**EXCERPTED PASSAGE**
####
MONTREAL, 20.11.03 : MILTON STREET IN THE MCGILL GHETTO


MONTREAL, 20.11.03 : MCGILL UNIVERSITY, UNIVERSITY STREET


MONTREAL, 20.11.03 : JEANNE-MANCE PARK ON THE PLATEAU


MONTREAL, 20.11.03 : STAIRCASE ON DULUTH STREET


MONTREAL, 20.11.03 : STAIRCASES ON ESPLANADE


MONTREAL, 24.11.03 : SHEBROOKE STREET WEST IN NDG


MONTREAL, 20.10.03 : STAIRCASE ON ST-URBAIN


MONTREAL, 24.10.03 : SHERBROOKE STREET WEST IN NDG

Nobody likes Toronto. Well, almost nobody. Okay, maybe some people. Yeah, it has a flourishing arts scene and amazing ethnic diversity. Big-city bustle, too. Fine, maybe it isn't so bad. It would a take a lot to coax this sort of admission out of a Montrealer or, well, just about any Canadian, but in the end, all but the most diehard malcontents are willing to admit that Toronto isn't such a bad place after all. And after this month's mayoral election, it just got even better.
####
**DATA PROVIDED**
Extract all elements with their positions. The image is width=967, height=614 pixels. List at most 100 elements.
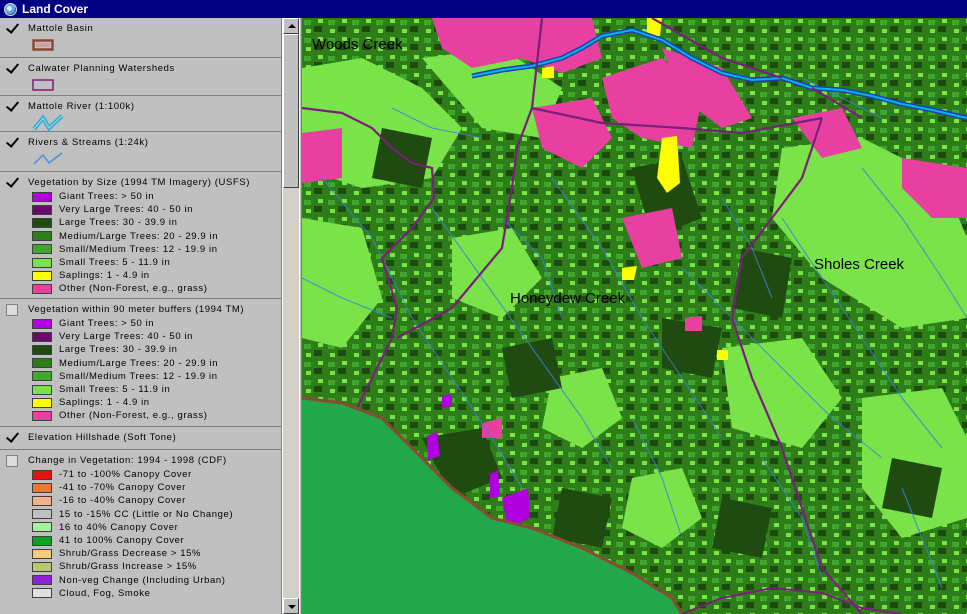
####
**DIRECTIONS FOR THIS TASK**
According to the Montreal and Toronto passage, what event made Toronto even better?

**WORKED SOLUTION**
This month's mayoral election.